EXTRAIT DU TEXTE:
···

FACE CAMERA – Dotée d’un important bagage universitaire et d’une riche expérience professionnelle en tant qu’avocate, Michèle Girot-Marc a su s’imposer comme une figure incontournable du barreau grenoblois. Dans un entretien accordé à Place Gre’net, la bâtonnière pour la période 2024 – 2025 a partagé sa vision sur les enjeux actuels de la profession, présenté ses actions pour ses pairs, ainsi que ses initiatives en faveur des droits des femmes.
Bâtonnier ? Beaucoup ne connaissent pas ce terme. Dès le début de l’entretien, Michèle Girot-Marc a ainsi expliqué sa fonction et son choix de privilégier la forme « bâtonnière ». Son rôle ? Représenter et gérer l’Ordre des avocats, qui compte environ 630 membres à Grenoble. « C’est une belle taille, une sacrée responsabilité », a‑t-elle affirmé, tout en précisant que le barreau de Grenoble est reconnu pour sa diversité et son dynamisme.
La bâtonnière a également évoqué ses missions régaliennes, notamment en matière de déontologie et de discipline. Elle a mis en avant la nécessité d’une autorégulation efficace pour préserver la crédibilité de la profession et garantir la confiance du public envers les avocats. « Si nous ne nous auto-régulons pas, d’autres le feront à notre place », a‑t-elle averti, en insistant sur l’importance de maintenir des standards éthiques élevés au sein de la profession.
Améliorer la qualité de vie au travail des avocats
Consciente des défis auxquels font face les avocats, Me Michèle Girot-Marc a mis en place plusieurs initiatives pour améliorer la qualité de vie au travail. Elle a créé une commission dédiée à ce sujet, ainsi qu’une cellule d’entraide, « Help Avocats », composée d’avocats honoraires prêts à soutenir les jeunes générations. « Il est important de créer un pont entre les générations », a‑t-elle souligné, ajoutant que cette initiative vise à favoriser le partage d’expérience et à atténuer le sentiment d’isolement que peuvent ressentir les jeunes avocats.

···

DONNÉES EXTRAITES:

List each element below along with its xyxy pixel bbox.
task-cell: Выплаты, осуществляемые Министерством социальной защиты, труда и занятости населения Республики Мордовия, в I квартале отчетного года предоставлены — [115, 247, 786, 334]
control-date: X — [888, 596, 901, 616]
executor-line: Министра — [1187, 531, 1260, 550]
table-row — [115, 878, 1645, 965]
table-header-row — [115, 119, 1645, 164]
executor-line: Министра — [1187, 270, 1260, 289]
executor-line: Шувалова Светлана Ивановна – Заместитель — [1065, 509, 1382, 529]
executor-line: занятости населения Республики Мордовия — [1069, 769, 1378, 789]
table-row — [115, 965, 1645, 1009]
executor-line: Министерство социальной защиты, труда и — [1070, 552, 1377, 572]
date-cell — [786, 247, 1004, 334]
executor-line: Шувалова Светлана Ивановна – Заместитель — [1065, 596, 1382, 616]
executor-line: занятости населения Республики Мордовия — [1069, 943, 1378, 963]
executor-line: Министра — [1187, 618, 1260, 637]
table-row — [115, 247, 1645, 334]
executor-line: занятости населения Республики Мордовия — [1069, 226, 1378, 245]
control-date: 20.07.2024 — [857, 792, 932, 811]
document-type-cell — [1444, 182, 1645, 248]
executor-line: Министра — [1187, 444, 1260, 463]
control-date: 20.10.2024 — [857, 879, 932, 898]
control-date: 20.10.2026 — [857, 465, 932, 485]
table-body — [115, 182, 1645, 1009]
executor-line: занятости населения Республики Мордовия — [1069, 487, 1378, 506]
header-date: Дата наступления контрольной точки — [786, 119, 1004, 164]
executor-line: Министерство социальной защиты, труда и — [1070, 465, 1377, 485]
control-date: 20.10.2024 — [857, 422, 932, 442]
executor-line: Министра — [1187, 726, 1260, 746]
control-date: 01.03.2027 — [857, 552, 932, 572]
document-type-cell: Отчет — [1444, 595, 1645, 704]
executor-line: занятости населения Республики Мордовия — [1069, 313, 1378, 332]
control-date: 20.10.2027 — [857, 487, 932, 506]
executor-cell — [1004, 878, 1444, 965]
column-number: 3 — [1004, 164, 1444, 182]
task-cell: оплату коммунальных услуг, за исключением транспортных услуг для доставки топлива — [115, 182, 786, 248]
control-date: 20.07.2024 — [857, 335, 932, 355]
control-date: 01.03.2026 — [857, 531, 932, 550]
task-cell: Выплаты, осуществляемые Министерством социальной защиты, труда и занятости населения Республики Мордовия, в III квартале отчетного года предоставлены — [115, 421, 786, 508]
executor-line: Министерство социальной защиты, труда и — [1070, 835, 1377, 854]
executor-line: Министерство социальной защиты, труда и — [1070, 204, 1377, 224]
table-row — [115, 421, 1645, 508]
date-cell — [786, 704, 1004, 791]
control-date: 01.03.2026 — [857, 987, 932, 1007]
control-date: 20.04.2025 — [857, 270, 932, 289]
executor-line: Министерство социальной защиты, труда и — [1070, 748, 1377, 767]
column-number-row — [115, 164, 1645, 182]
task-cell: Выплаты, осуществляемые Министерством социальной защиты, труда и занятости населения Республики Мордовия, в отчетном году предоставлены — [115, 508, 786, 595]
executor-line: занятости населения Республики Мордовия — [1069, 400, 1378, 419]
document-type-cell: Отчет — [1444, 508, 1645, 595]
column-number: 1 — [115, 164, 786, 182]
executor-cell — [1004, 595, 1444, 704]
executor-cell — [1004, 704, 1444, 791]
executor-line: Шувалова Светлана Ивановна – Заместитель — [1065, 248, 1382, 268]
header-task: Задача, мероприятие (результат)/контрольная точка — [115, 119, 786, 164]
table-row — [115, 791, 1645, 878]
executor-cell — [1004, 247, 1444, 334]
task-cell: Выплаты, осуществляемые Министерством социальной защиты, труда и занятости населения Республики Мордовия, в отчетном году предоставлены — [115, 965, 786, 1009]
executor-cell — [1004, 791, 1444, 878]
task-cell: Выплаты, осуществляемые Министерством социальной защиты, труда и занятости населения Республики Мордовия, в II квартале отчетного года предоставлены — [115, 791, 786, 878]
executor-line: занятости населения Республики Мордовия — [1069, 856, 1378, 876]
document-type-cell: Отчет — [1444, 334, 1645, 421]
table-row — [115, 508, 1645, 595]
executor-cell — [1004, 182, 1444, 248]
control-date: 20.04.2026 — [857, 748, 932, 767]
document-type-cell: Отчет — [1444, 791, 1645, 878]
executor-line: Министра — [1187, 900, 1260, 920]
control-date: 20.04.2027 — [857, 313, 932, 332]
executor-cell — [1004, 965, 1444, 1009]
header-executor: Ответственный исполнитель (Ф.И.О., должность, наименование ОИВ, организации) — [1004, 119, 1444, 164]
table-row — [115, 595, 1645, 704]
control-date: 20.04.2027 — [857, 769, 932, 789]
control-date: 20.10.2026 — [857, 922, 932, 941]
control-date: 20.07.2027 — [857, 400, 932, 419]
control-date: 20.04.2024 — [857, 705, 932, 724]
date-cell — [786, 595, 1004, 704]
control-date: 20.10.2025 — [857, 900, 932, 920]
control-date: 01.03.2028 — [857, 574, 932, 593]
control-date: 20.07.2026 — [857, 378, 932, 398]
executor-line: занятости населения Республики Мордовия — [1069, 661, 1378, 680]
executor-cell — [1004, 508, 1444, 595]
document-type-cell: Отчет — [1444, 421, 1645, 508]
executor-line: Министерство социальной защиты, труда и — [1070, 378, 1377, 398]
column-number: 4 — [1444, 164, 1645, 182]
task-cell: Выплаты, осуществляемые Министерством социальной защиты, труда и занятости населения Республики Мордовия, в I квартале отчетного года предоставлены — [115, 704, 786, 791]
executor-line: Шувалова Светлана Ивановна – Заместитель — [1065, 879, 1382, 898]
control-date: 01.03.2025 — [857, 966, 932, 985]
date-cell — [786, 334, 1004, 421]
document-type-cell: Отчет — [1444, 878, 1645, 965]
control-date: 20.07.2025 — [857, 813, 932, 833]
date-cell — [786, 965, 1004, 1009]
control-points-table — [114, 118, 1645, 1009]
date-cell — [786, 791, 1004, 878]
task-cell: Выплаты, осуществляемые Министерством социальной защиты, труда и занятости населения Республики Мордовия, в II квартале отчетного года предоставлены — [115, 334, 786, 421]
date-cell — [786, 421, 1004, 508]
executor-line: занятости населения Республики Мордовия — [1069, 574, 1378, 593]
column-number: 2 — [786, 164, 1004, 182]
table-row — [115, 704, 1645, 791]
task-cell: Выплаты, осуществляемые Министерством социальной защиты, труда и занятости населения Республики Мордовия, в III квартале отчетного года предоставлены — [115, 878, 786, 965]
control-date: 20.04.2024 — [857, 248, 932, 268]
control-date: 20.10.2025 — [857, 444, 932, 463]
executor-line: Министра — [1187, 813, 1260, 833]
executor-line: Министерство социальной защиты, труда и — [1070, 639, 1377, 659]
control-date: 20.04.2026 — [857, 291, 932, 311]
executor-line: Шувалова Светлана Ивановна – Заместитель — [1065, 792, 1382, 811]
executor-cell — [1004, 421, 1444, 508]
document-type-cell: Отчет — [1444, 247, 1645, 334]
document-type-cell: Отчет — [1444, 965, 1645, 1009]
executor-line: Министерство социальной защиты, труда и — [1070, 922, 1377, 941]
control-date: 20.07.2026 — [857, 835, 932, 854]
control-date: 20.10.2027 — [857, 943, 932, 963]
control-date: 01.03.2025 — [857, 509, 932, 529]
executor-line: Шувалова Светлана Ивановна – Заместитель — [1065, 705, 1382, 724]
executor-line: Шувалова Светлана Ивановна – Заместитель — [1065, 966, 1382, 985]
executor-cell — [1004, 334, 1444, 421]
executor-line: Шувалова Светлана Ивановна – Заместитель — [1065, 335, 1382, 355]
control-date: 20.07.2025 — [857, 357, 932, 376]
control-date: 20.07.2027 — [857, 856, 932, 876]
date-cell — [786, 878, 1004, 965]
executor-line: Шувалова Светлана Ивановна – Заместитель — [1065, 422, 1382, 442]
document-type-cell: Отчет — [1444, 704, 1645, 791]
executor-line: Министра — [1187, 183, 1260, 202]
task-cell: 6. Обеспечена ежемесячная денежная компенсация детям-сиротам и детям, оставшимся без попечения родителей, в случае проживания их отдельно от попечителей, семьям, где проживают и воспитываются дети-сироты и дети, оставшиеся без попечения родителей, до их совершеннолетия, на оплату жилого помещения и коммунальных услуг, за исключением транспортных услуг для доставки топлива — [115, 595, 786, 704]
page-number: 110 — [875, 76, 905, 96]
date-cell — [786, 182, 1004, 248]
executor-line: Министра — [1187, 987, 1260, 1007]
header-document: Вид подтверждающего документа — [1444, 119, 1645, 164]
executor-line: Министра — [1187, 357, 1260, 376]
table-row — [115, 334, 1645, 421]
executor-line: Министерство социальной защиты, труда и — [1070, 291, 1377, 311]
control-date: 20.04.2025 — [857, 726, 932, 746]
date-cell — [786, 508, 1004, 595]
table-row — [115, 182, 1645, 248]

···

VOTRE TRAVAIL:
1 - D’après l’entretien avec la bâtonnière, combien de membres compte environ l’Ordre des avocats de Grenoble ?
2 - Recopiez le passage de l’entretien avec la bâtonnière commençant à "Bâtonnier ? Beaucoup" et se terminant à "et son dynamisme.".
Ce listing provient d’une source distincte de l’entretien.

CORRIGÉ DES EXERCICES:
1 - Environ 630 membres.

2 -
Bâtonnier ? Beaucoup ne connaissent pas ce terme. Dès le début de l’entretien, Michèle Girot-Marc a ainsi expliqué sa fonction et son choix de privilégier la forme « bâtonnière ». Son rôle ? Représenter et gérer l’Ordre des avocats, qui compte environ 630 membres à Grenoble. « C’est une belle taille, une sacrée responsabilité », a‑t-elle affirmé, tout en précisant que le barreau de Grenoble est reconnu pour sa diversité et son dynamisme.